Aim 1 –
According to the micromouse maze project description, in which file is most of the project's code written?
Aim 2 –
Duplicate everything in the micromouse maze project description from "A much more" down to "it is operating.".
Aim 3 –
Pick up the micromouse maze project description after its final sentence and keep writing it.

View on GitHub

Udacity_Mouse_Maze_Project

Project for Udacity Data Analyst Capstone.

Frontier16x16

Project Definition

Project Overview

Path planing has become one of the forefront domains in artificial inteligence. One common application is for the navigation of robots through a maze, such as in Micromouse competitions. To make this possible there are several components. The first, environment sensing, involves the input of data about the environment through physical (or virtual) sensors. The second, SLAM, or simultanious localization and mapping involves the use of this sensor data to create a map of a given area while also maintaining some knowledge of the robot’s position. The final piece is the path planning itself, generally an algorithm using a map of the environment and the location of the goal to plan the next best move.

This project is simulated micromouse competition. A pre-generated maze is provided as well as a few python files to give a framework in which the robot can operate.

Lasly a template robot inteligence is provided in: robot.py. The majority of the code written for this project is here. It contains an algorithm for mapping, pathing, and drawing the maze from the sensor data.

A much more detailed statement of this project can be found here

Problem Statement

The goal of this project is to implement the create a robot AI that can navigate any maze provided and reach the goal. At each timestep, the robot will recieve sensor data from the tester and return it’s choice of move. To do this the robot will have to do the following:

  1. Maintain an accurate record of it’s current location
  2. Create a map of the environment from the sensor data
  3. Navigate towards the goal
  4. Do enough exploration to find the optimal path
  5. Bonus: Create a visualization of the AI (chosen path, explored nodes)

I would expect the robot to be able to navigate any maze given if it has a valid path to the goal as well as to eventually find the optimal path. It should also create a visualization so that one can watch the robot to get an idea of how it is operating.

Metrics

For this project the metric is stated by the competition as a score based on two runs of the maze. The first run is for exploration, while the second run is for reaching the goal as fast as possible.

score = time steps in first run / 30 + time steps in second run

The goal will be to minimize this score.

Dataset section –
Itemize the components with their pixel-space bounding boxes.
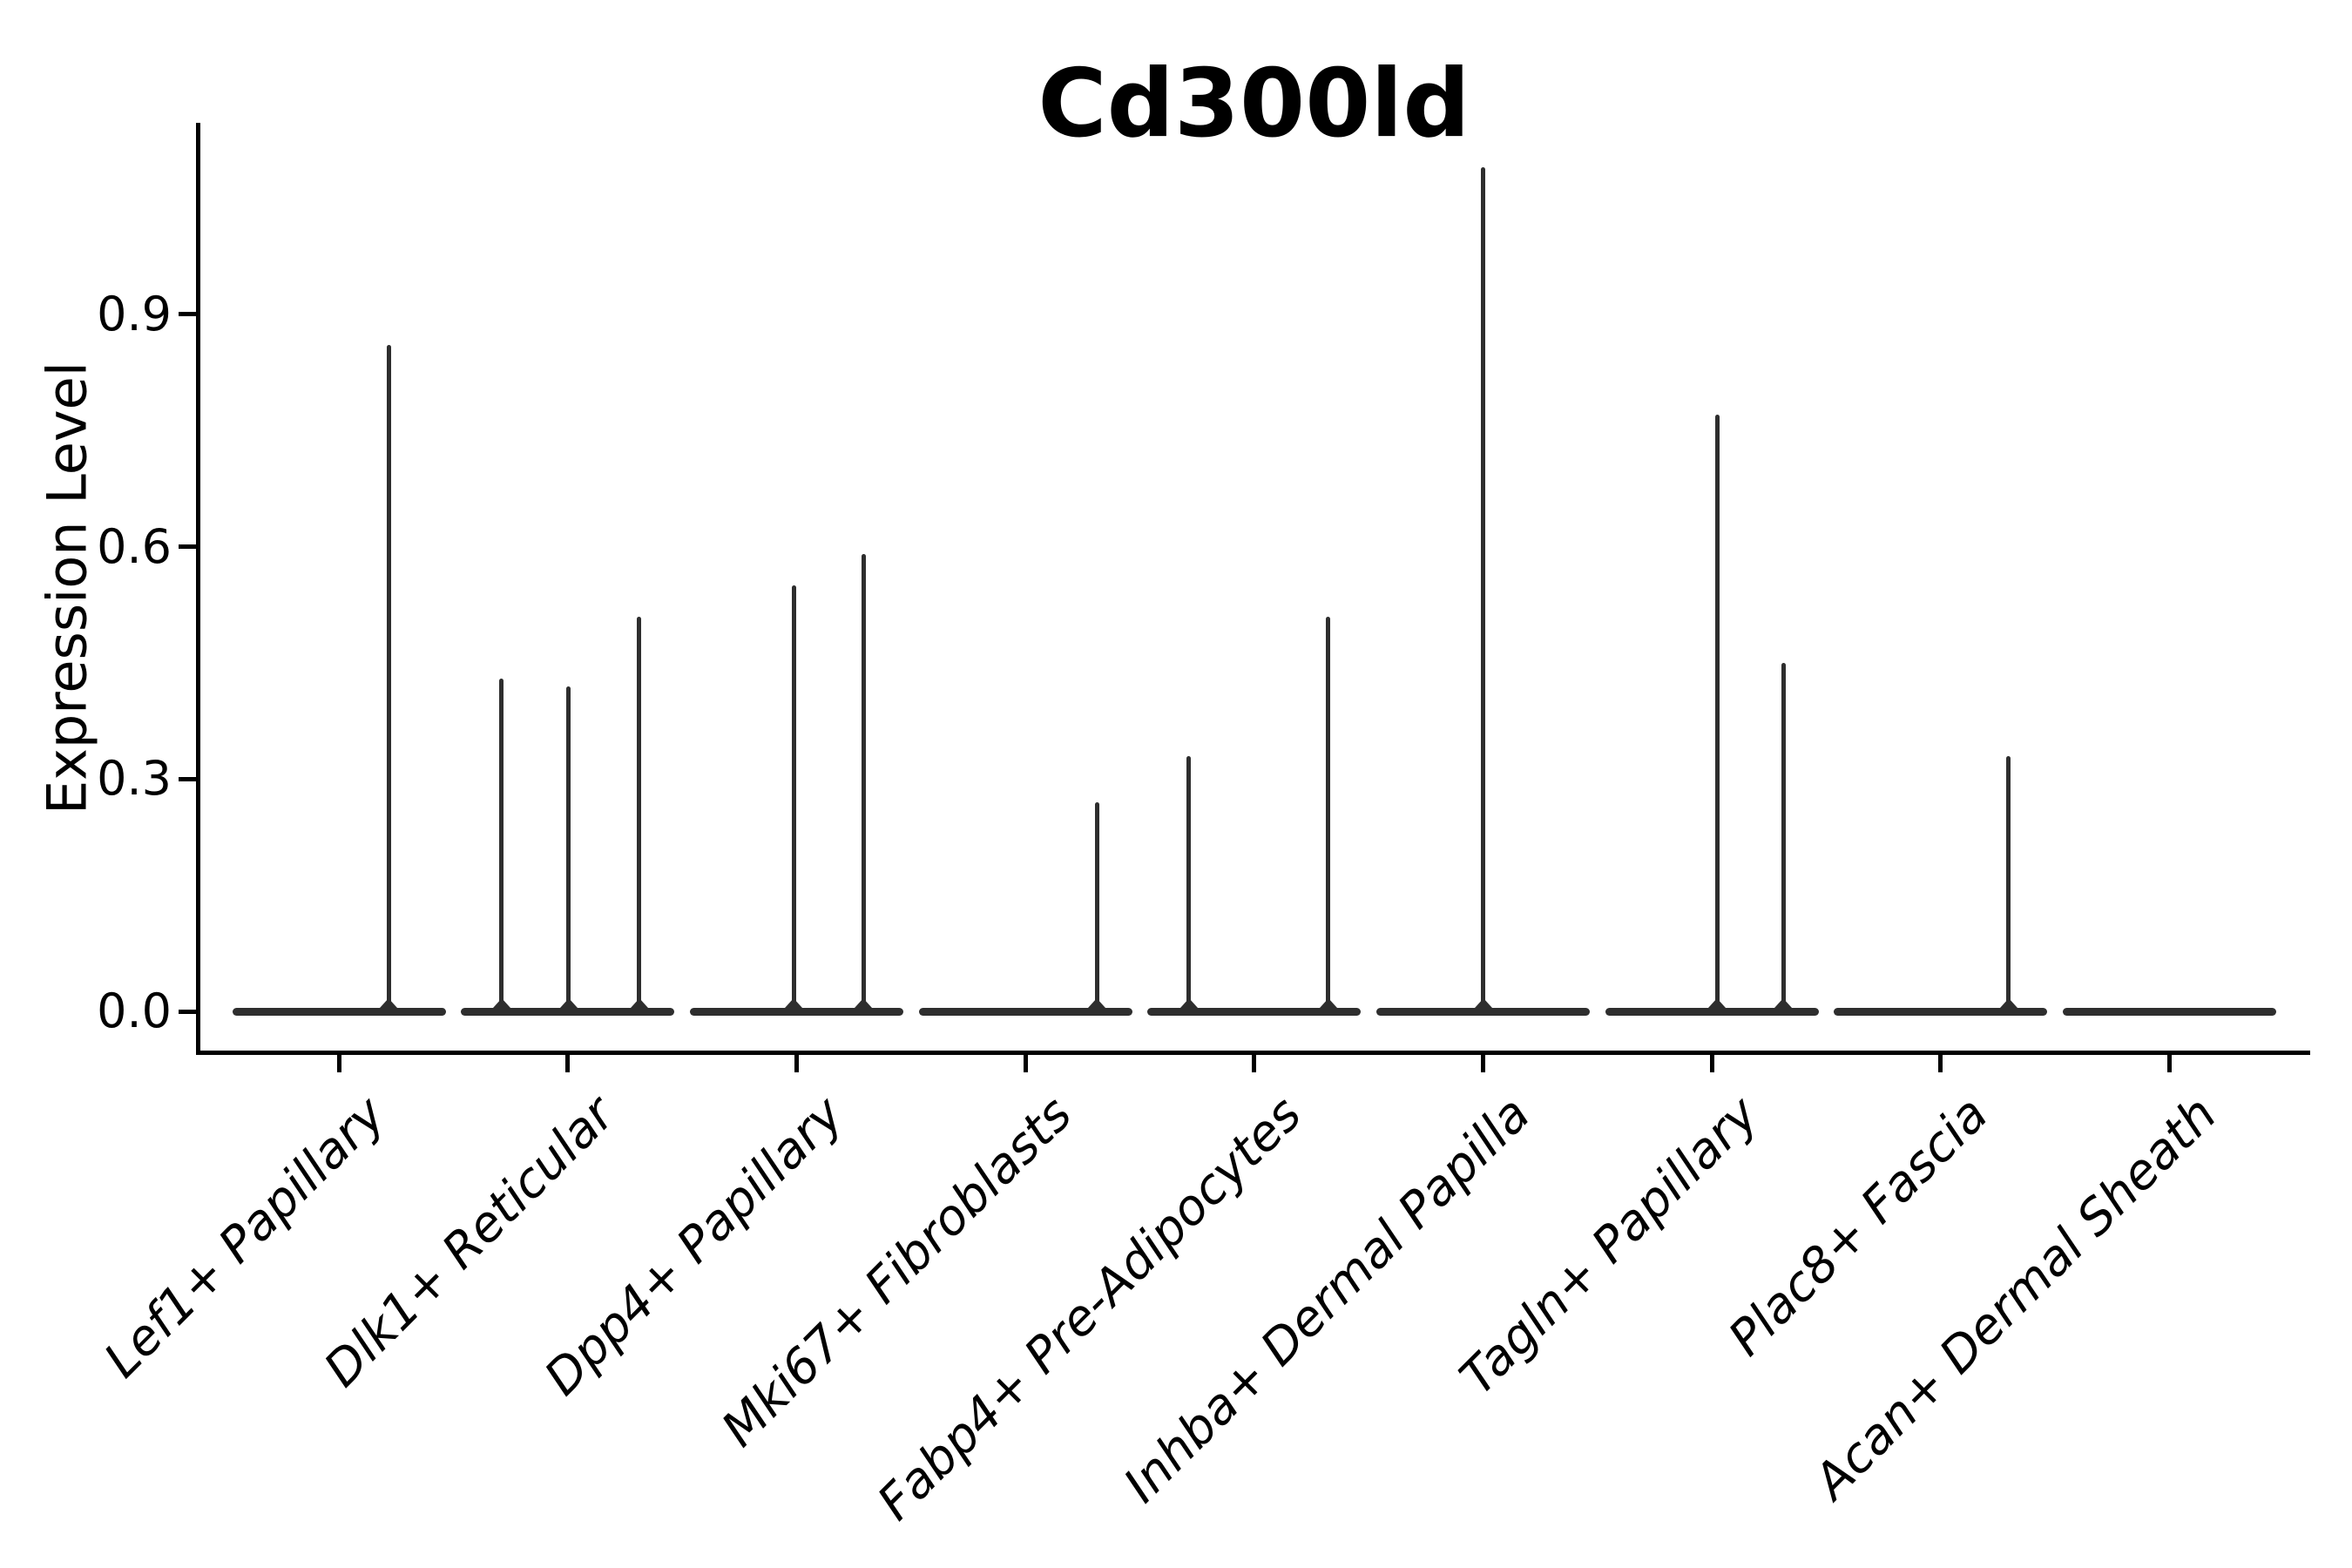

Response 1 –
robot.py

Response 2 –
A much more detailed statement of this project can be found here

Problem Statement

The goal of this project is to implement the create a robot AI that can navigate any maze provided and reach the goal. At each timestep, the robot will recieve sensor data from the tester and return it’s choice of move. To do this the robot will have to do the following:

  1. Maintain an accurate record of it’s current location
  2. Create a map of the environment from the sensor data
  3. Navigate towards the goal
  4. Do enough exploration to find the optimal path
  5. Bonus: Create a visualization of the AI (chosen path, explored nodes)

I would expect the robot to be able to navigate any maze given if it has a valid path to the goal as well as to eventually find the optimal path. It should also create a visualization so that one can watch the robot to get an idea of how it is operating.

Response 3 –
Analysis

Data Explorations / Visualizations

Up to this point the maze and the robot have been theoretical. Now we will give them substance. The maze will be a grid of n x n squares, where n is an even number. There will be walls along the outside edge of the maze as well as many internal walls through which the robot cannot move. The robot will start on the bottom left corner of the maze and the goal will be any of the four squares in the center of the maze.

Here is the 12 x 12 maze as an example (from showmaze.py): 12 x 12 maze

As for the robot, it will occupy a single square and point in one of the four cardinal directions. It will also have three sensors on it’s front, left, and right sides. These sensors will give the robot data about the walls. Specifically, each sensor will give an integer value for how many squares away a wall is in the direction of that sensor. In terms of movement, the robot can do two things on it’s turn, move and rotate. It can rotate -90, 0, or 90 degrees clockwise, and it can move forwards or backwards up to three squares.

Let’s take a look at that first example maze to get a better idea of what our robot is working with. The first thing that I notice is that the robot will have to move most (or even all) of the way to the right side of the maze to get to the goal. This means that any exploration done on the left half will be fairly useless. The next thing that I noticed is that there seem to be two main paths. One above the goal, and one below. The optimal path will be a variation of one of these. Perhaps the most interesting twist to this problem is that moves of three spaces and moves of one are weighted the same in terms of scoring. This would tend to reward path with fewer turns, rather that simply the shortest distance traveled. With all of this considered, I went to find the optimal path.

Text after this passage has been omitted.